- **WHAT IS BEING ASKED**:
Only lines holding the word "JSON" should be copied from the material.

(Excerpts from a figure dataset)
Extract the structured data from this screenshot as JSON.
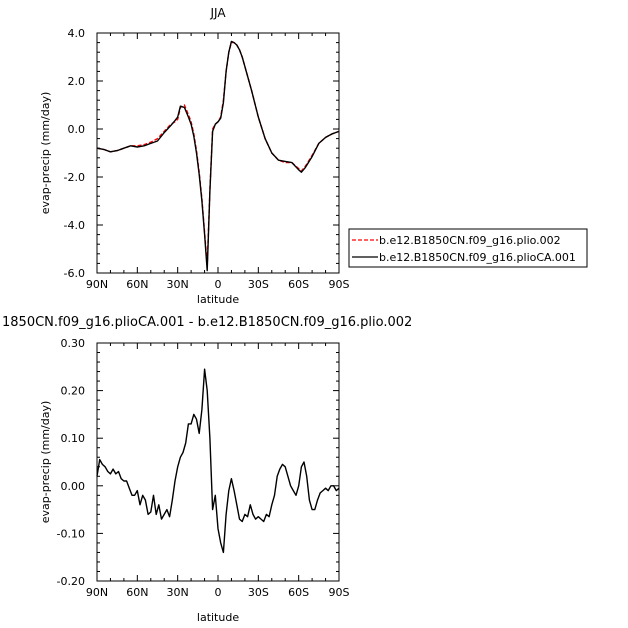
{
  "chart_data": [
    {
      "type": "line",
      "title": "JJA",
      "xlabel": "latitude",
      "ylabel": "evap-precip (mm/day)",
      "xlim": [
        90,
        -90
      ],
      "ylim": [
        -6.0,
        4.0
      ],
      "xticks": [
        90,
        60,
        30,
        0,
        -30,
        -60,
        -90
      ],
      "xtick_labels": [
        "90N",
        "60N",
        "30N",
        "0",
        "30S",
        "60S",
        "90S"
      ],
      "yticks": [
        -6,
        -4,
        -2,
        0,
        2,
        4
      ],
      "ytick_labels": [
        "-6.0",
        "-4.0",
        "-2.0",
        "0.0",
        "2.0",
        "4.0"
      ],
      "legend_position": "right",
      "series": [
        {
          "name": "b.e12.B1850CN.f09_g16.plio.002",
          "color": "#ff0000",
          "dash": "dashed",
          "x": [
            90,
            85,
            80,
            75,
            70,
            65,
            60,
            55,
            50,
            45,
            40,
            35,
            32,
            30,
            28,
            25,
            22,
            20,
            18,
            16,
            14,
            12,
            10,
            8,
            6,
            4,
            2,
            0,
            -2,
            -4,
            -6,
            -8,
            -10,
            -12,
            -14,
            -16,
            -18,
            -20,
            -25,
            -30,
            -35,
            -40,
            -45,
            -50,
            -55,
            -60,
            -62,
            -65,
            -70,
            -75,
            -80,
            -85,
            -90
          ],
          "y": [
            -0.8,
            -0.85,
            -0.95,
            -0.9,
            -0.8,
            -0.7,
            -0.7,
            -0.65,
            -0.55,
            -0.4,
            -0.1,
            0.2,
            0.3,
            0.4,
            0.9,
            1.0,
            0.6,
            0.3,
            -0.2,
            -0.9,
            -1.8,
            -2.9,
            -4.3,
            -5.7,
            -2.5,
            0.0,
            0.2,
            0.3,
            0.5,
            1.2,
            2.4,
            3.2,
            3.6,
            3.6,
            3.5,
            3.3,
            3.0,
            2.6,
            1.6,
            0.5,
            -0.4,
            -1.0,
            -1.3,
            -1.4,
            -1.4,
            -1.65,
            -1.75,
            -1.55,
            -1.1,
            -0.6,
            -0.35,
            -0.2,
            -0.1
          ]
        },
        {
          "name": "b.e12.B1850CN.f09_g16.plioCA.001",
          "color": "#000000",
          "dash": "solid",
          "x": [
            90,
            85,
            80,
            75,
            70,
            65,
            60,
            55,
            50,
            45,
            40,
            35,
            32,
            30,
            28,
            25,
            22,
            20,
            18,
            16,
            14,
            12,
            10,
            8,
            6,
            4,
            2,
            0,
            -2,
            -4,
            -6,
            -8,
            -10,
            -12,
            -14,
            -16,
            -18,
            -20,
            -25,
            -30,
            -35,
            -40,
            -45,
            -50,
            -55,
            -60,
            -62,
            -65,
            -70,
            -75,
            -80,
            -85,
            -90
          ],
          "y": [
            -0.8,
            -0.85,
            -0.95,
            -0.9,
            -0.8,
            -0.7,
            -0.75,
            -0.7,
            -0.6,
            -0.5,
            -0.15,
            0.15,
            0.35,
            0.5,
            0.95,
            0.9,
            0.5,
            0.2,
            -0.3,
            -1.0,
            -1.9,
            -3.0,
            -4.4,
            -5.9,
            -2.6,
            -0.1,
            0.2,
            0.3,
            0.45,
            1.1,
            2.4,
            3.2,
            3.65,
            3.6,
            3.5,
            3.3,
            3.0,
            2.6,
            1.6,
            0.5,
            -0.4,
            -1.0,
            -1.3,
            -1.35,
            -1.4,
            -1.7,
            -1.8,
            -1.6,
            -1.15,
            -0.6,
            -0.35,
            -0.2,
            -0.1
          ]
        }
      ]
    },
    {
      "type": "line",
      "title": "1850CN.f09_g16.plioCA.001 - b.e12.B1850CN.f09_g16.plio.002",
      "xlabel": "latitude",
      "ylabel": "evap-precip (mm/day)",
      "xlim": [
        90,
        -90
      ],
      "ylim": [
        -0.2,
        0.3
      ],
      "xticks": [
        90,
        60,
        30,
        0,
        -30,
        -60,
        -90
      ],
      "xtick_labels": [
        "90N",
        "60N",
        "30N",
        "0",
        "30S",
        "60S",
        "90S"
      ],
      "yticks": [
        -0.2,
        -0.1,
        0.0,
        0.1,
        0.2,
        0.3
      ],
      "ytick_labels": [
        "-0.20",
        "-0.10",
        "0.00",
        "0.10",
        "0.20",
        "0.30"
      ],
      "series": [
        {
          "color": "#000000",
          "dash": "solid",
          "x": [
            90,
            88,
            86,
            84,
            82,
            80,
            78,
            76,
            74,
            72,
            70,
            68,
            66,
            64,
            62,
            60,
            58,
            56,
            54,
            52,
            50,
            48,
            46,
            44,
            42,
            40,
            38,
            36,
            34,
            32,
            30,
            28,
            26,
            24,
            22,
            20,
            18,
            16,
            14,
            12,
            10,
            8,
            6,
            4,
            2,
            0,
            -2,
            -4,
            -6,
            -8,
            -10,
            -12,
            -14,
            -16,
            -18,
            -20,
            -22,
            -24,
            -26,
            -28,
            -30,
            -32,
            -34,
            -36,
            -38,
            -40,
            -42,
            -44,
            -46,
            -48,
            -50,
            -52,
            -54,
            -56,
            -58,
            -60,
            -62,
            -64,
            -66,
            -68,
            -70,
            -72,
            -74,
            -76,
            -78,
            -80,
            -82,
            -84,
            -86,
            -88,
            -90
          ],
          "y": [
            0.02,
            0.055,
            0.045,
            0.04,
            0.03,
            0.025,
            0.035,
            0.025,
            0.03,
            0.015,
            0.01,
            0.01,
            -0.005,
            -0.02,
            -0.02,
            -0.01,
            -0.04,
            -0.02,
            -0.03,
            -0.06,
            -0.055,
            -0.02,
            -0.06,
            -0.04,
            -0.07,
            -0.06,
            -0.05,
            -0.065,
            -0.03,
            0.01,
            0.04,
            0.06,
            0.07,
            0.09,
            0.13,
            0.13,
            0.15,
            0.14,
            0.11,
            0.16,
            0.245,
            0.2,
            0.1,
            -0.05,
            -0.02,
            -0.09,
            -0.12,
            -0.14,
            -0.06,
            -0.01,
            0.015,
            -0.01,
            -0.04,
            -0.07,
            -0.075,
            -0.06,
            -0.065,
            -0.04,
            -0.06,
            -0.07,
            -0.065,
            -0.07,
            -0.075,
            -0.06,
            -0.065,
            -0.04,
            -0.02,
            0.02,
            0.035,
            0.045,
            0.04,
            0.02,
            0.0,
            -0.01,
            -0.02,
            0.0,
            0.04,
            0.05,
            0.02,
            -0.03,
            -0.05,
            -0.05,
            -0.03,
            -0.015,
            -0.01,
            -0.005,
            -0.01,
            0.0,
            0.0,
            -0.01,
            -0.005
          ]
        }
      ]
    }
  ]
}
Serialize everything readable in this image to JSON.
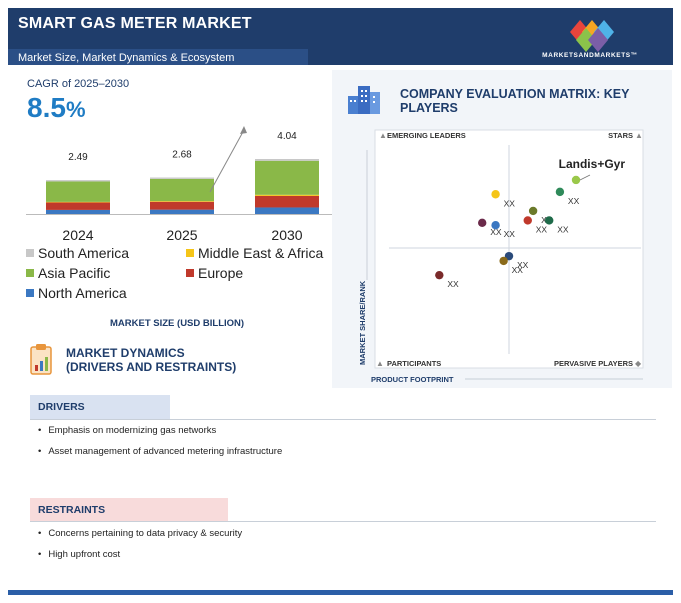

- **WRITTEN ANSWER**:
Extract the structured data from this screenshot as JSON.
Serialize everything readable in this image to JSON.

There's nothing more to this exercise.